Being a perfect sequel to his It’s Now Winter’s Day, released earlier the same year (1967 … and reviewed also on this site), and just as perfect companion release to any of the Boettcher/Millennium-related stuff, Phantasy predated Roe’s upcoming return to the bubblegum route, he’s most commonly being associated with.
Previous album’s commercial flop broke the Curt Boettcher/Steve Clark production partnership, however, Roe and Clark decided to give the quasi-psychedelic bandwagon jump yet another shot. Sticking to the “winter day’s” ex-Ballroom/future-Millennium back-up, the overall concept is pretty much the same, opening with Paisley Dreams, as if dreamt by the Everlies-gone-slightlydelic, followed by the Plastic World from an imaginary bookend by Paul Simon, from which Melancholy Mood might’ve come as well, also being a bit reminiscent of his Red Rubber Ball, written for The Cyrkle.

§ **Work to complete**
1. Translate this sentence from the album review into Spanish: "Previous album’s commercial flop broke the Curt Boettcher/Steve Clark production partnership, however, Roe and Clark decided to give the quasi-psychedelic bandwagon jump yet another shot."
2. Summarize the album review in two sentences.
3. Carry on with the album review from the point where it stops.
The rows that follow have no connection to the album review.

§ **Listed records**
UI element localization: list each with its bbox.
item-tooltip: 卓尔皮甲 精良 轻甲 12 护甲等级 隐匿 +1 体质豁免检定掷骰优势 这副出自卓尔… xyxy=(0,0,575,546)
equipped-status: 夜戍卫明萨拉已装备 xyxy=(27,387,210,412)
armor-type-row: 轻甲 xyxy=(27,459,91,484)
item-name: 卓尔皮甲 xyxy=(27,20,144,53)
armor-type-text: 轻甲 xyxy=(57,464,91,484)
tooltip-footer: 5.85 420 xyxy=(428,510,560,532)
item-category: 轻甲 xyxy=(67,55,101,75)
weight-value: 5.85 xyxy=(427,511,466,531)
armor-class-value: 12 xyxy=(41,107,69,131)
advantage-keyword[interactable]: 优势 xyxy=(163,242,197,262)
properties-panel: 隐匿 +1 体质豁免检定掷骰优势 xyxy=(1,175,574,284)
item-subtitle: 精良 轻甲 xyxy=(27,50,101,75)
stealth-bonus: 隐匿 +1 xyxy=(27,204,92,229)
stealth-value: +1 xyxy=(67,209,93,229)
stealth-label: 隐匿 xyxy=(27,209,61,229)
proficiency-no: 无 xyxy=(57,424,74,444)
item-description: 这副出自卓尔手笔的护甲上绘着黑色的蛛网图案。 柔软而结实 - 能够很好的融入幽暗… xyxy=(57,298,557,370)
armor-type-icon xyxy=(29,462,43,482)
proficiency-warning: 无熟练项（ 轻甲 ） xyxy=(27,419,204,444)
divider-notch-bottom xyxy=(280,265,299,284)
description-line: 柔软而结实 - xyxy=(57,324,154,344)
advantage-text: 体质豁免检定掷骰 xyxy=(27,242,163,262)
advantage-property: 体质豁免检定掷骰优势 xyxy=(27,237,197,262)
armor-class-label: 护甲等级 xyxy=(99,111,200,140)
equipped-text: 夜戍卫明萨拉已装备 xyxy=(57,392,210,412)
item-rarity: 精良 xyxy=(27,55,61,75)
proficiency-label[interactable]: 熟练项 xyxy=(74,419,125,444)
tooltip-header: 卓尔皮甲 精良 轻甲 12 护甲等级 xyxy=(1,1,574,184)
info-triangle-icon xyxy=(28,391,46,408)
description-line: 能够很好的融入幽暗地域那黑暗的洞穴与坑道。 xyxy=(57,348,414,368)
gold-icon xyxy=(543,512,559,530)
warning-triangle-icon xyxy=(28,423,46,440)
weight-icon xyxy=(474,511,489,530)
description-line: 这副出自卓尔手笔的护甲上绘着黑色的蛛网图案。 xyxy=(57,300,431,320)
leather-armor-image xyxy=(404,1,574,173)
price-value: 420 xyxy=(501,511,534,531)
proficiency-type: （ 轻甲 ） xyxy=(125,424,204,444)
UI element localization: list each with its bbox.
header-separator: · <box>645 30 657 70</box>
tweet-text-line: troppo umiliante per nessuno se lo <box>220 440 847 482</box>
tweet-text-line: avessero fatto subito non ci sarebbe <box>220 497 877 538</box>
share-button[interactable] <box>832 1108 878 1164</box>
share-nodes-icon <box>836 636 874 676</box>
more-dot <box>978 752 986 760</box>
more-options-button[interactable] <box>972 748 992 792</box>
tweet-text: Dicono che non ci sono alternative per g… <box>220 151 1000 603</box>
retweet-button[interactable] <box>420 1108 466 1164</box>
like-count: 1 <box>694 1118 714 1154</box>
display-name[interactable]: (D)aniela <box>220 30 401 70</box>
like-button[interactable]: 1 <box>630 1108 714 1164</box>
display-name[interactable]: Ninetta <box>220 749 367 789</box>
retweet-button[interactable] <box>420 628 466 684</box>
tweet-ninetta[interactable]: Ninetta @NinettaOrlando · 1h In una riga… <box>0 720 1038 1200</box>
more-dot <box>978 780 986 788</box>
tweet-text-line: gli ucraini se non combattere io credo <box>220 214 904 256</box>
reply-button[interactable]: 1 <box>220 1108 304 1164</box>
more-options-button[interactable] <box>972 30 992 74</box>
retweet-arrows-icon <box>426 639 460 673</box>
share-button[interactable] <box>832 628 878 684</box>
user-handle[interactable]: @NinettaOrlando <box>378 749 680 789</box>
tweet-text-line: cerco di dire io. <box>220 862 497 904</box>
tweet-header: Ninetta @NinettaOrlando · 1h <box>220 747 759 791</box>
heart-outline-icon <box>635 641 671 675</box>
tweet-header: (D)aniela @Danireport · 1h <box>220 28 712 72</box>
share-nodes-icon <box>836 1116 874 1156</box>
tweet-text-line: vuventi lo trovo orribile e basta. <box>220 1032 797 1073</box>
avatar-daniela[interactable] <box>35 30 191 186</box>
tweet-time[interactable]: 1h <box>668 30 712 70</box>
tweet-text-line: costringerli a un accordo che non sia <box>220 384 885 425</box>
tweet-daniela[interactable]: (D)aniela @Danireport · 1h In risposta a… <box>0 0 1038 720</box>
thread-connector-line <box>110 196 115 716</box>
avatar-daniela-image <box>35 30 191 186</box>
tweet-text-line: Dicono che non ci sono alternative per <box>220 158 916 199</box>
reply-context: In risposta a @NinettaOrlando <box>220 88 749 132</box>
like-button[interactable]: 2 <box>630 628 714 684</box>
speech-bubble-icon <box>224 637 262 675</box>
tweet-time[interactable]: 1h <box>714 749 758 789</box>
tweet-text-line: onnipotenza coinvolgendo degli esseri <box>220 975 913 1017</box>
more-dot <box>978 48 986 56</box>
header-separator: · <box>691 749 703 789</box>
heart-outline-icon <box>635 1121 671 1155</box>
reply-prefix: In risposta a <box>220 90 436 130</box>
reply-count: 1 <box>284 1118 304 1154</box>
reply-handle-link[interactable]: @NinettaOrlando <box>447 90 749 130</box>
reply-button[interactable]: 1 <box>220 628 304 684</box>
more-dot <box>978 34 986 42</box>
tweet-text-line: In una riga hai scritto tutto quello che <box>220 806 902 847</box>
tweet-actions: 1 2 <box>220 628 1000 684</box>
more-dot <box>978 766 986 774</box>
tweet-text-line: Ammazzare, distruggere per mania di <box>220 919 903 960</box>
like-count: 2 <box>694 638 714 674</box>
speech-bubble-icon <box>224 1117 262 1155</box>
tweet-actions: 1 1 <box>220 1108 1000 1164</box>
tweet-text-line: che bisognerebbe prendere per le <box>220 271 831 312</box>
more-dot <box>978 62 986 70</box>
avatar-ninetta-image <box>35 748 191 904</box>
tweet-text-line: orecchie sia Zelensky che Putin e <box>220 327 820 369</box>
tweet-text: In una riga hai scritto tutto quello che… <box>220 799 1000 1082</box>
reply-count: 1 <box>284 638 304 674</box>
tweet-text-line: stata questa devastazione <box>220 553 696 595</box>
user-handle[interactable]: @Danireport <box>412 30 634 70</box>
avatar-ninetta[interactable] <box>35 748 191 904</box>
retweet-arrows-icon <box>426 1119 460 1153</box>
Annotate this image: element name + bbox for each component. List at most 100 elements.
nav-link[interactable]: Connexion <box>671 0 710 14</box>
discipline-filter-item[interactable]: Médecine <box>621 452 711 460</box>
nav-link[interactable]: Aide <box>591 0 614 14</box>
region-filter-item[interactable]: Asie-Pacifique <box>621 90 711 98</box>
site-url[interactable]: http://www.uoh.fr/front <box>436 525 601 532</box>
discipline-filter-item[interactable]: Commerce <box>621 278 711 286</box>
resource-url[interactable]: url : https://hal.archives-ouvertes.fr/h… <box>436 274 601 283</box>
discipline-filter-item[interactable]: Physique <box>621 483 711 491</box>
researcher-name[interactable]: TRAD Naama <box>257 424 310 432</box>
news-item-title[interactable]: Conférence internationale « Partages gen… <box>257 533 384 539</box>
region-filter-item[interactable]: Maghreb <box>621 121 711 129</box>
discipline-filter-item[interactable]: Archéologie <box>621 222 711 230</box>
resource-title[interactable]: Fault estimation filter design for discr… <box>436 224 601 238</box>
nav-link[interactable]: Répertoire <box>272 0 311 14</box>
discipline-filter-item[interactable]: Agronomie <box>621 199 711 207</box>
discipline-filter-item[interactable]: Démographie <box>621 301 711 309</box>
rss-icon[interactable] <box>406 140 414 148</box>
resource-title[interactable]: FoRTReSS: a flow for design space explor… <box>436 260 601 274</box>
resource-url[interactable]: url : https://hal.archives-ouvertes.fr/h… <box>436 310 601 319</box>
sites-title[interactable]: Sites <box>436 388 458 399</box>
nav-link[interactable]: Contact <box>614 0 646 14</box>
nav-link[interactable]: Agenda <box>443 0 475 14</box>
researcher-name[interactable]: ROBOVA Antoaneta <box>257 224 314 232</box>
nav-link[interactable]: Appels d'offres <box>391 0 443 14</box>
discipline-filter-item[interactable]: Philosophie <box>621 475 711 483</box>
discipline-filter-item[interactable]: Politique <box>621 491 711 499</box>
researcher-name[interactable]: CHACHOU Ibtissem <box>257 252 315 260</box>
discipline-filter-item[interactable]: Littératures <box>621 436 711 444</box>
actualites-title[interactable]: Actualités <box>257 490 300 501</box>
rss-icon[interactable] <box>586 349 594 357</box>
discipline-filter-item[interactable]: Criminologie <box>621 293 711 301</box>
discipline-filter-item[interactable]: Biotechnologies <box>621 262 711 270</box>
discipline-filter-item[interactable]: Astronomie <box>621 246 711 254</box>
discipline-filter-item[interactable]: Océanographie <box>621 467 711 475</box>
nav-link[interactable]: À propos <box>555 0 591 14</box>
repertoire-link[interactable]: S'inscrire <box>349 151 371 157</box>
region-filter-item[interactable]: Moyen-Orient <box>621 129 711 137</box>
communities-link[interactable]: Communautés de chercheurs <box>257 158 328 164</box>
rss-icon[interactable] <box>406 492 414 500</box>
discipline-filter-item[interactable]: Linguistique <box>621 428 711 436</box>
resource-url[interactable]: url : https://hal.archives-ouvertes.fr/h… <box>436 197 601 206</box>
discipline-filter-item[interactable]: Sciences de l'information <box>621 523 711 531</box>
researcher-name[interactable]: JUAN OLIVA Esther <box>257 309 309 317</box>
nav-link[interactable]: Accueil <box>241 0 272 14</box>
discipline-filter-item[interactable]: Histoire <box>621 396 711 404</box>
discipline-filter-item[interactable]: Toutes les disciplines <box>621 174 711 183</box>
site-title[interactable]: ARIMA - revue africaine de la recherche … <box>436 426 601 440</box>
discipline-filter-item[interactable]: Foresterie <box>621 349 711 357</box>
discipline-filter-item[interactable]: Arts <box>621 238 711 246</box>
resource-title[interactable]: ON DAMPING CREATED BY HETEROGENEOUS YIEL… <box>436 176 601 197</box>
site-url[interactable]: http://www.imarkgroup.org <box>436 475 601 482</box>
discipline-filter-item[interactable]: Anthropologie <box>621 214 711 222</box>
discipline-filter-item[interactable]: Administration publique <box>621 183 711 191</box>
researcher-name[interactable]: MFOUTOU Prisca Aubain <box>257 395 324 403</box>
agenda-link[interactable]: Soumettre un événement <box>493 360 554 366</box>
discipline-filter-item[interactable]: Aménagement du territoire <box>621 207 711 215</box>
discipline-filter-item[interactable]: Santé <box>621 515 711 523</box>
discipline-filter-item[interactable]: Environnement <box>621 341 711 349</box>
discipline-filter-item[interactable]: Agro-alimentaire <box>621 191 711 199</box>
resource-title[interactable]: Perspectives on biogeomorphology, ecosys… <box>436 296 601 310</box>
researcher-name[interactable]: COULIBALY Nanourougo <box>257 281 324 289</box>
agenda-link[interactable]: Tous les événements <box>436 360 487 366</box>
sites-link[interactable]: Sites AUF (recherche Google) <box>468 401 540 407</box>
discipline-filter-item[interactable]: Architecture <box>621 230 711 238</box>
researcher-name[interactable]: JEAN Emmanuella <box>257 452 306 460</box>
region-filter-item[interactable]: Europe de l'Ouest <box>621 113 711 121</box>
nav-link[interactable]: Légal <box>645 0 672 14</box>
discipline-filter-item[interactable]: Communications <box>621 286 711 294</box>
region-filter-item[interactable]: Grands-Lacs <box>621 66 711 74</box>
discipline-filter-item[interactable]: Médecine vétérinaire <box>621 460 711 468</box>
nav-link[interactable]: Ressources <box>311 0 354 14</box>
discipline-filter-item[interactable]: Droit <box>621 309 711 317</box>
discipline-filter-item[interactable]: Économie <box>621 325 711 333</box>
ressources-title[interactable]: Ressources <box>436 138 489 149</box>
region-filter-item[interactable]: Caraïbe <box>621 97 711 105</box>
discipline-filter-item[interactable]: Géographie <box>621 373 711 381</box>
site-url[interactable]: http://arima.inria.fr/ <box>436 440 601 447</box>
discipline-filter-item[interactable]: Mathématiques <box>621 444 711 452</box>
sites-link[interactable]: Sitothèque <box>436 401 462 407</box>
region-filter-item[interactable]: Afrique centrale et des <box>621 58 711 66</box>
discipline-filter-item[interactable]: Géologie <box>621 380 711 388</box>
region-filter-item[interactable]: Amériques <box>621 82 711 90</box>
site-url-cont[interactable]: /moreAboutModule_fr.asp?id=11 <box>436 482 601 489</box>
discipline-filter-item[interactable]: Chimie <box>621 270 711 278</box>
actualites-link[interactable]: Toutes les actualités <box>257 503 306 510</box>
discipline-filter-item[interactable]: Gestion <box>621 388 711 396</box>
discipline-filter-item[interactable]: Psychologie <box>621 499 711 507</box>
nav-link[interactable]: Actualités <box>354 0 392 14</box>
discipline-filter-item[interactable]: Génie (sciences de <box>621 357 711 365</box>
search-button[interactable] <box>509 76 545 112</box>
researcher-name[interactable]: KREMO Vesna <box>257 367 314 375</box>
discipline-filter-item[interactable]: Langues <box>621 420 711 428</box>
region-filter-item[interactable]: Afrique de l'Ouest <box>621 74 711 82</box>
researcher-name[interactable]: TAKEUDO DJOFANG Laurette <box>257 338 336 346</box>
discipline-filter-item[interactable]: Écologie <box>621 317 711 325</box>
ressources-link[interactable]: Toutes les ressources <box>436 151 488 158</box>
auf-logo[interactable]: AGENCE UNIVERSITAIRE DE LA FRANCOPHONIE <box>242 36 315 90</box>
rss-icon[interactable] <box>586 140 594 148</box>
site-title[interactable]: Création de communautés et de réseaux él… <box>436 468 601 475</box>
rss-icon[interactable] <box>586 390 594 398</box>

§ **Responses to the exercise**
1. El fracaso comercial del álbum anterior rompió la sociedad de producción entre Curt Boettcher y Steve Clark; sin embargo, Roe y Clark decidieron intentar una vez más subirse al carro cuasipsicodélico.

2. Phantasy followed It's Now Winter's Day, released earlier in 1967, and came before Roe's return to the bubblegum style he is most commonly associated with. Although the earlier album's commercial flop ended the Boettcher/Clark production partnership, Roe and Clark kept the same ex-Ballroom/future-Millennium back-up and much the same concept for another quasi-psychedelic attempt, opening with Paisley Dreams.

3.
The “imaginary symphony”, he’s referring to in Visions, might as well be the one where the baroque orchestration, present throughout most of the album, makes the best of itself, though the slightly Gene Pitney reminiscent The You I Need comes as a close second, and the Monkee kind of business he started with on the previous album, stretches to no less than three tunes over here (Mystic Magic, Little Miss Sunshine and the Sandy Salisbury written Goodbye Yesterday).
Suffering a faith not too unsimilar to it’s predecessor, Phantasy was Tommy Roe’s last detour from the more secure formula, which was soon to take him so high once again, that it made him feel “dizzy”!